→ **Task statement**
Sift the listing for lines that hold the string "jetzt" and pull them out.

Stored items
# # # #

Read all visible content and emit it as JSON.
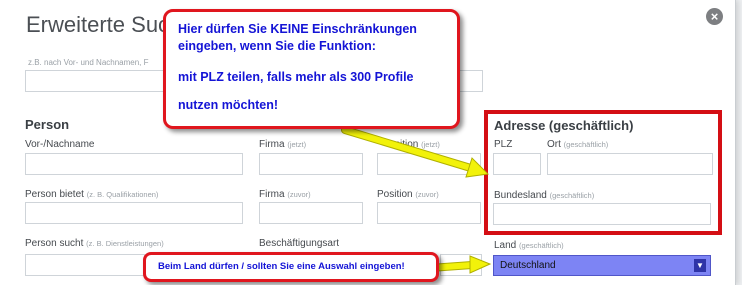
{
  "dialog": {
    "title": "Erweiterte Suche",
    "close_icon": "close-icon",
    "name_hint": "z.B. nach Vor- und Nachnamen, F"
  },
  "person": {
    "heading": "Person",
    "name_label": "Vor-/Nachname",
    "firma_label": "Firma",
    "firma_hint": "(jetzt)",
    "position_label_partial": "sition",
    "position_hint": "(jetzt)",
    "bietet_label": "Person bietet",
    "bietet_hint": "(z. B. Qualifikationen)",
    "firma_zuvor_label": "Firma",
    "firma_zuvor_hint": "(zuvor)",
    "position_zuvor_label": "Position",
    "position_zuvor_hint": "(zuvor)",
    "sucht_label": "Person sucht",
    "sucht_hint": "(z. B. Dienstleistungen)",
    "beschaeftigung_label": "Beschäftigungsart"
  },
  "address": {
    "heading": "Adresse (geschäftlich)",
    "plz_label": "PLZ",
    "ort_label": "Ort",
    "ort_hint": "(geschäftlich)",
    "bundesland_label": "Bundesland",
    "bundesland_hint": "(geschäftlich)",
    "land_label": "Land",
    "land_hint": "(geschäftlich)",
    "land_value": "Deutschland"
  },
  "annotations": {
    "callout1_line1": "Hier dürfen Sie  KEINE  Einschränkungen",
    "callout1_line2": "eingeben, wenn Sie die Funktion:",
    "callout1_line3": "mit PLZ teilen, falls mehr als 300 Profile",
    "callout1_line4": "nutzen möchten!",
    "callout2": "Beim Land dürfen / sollten Sie eine Auswahl eingeben!",
    "callout_border_color": "#e0161e",
    "callout_text_color": "#1414d6",
    "arrow_color": "#f2f20a"
  }
}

# # # #

→ **Full response**
    "firma_hint": "(jetzt)",
    "position_hint": "(jetzt)",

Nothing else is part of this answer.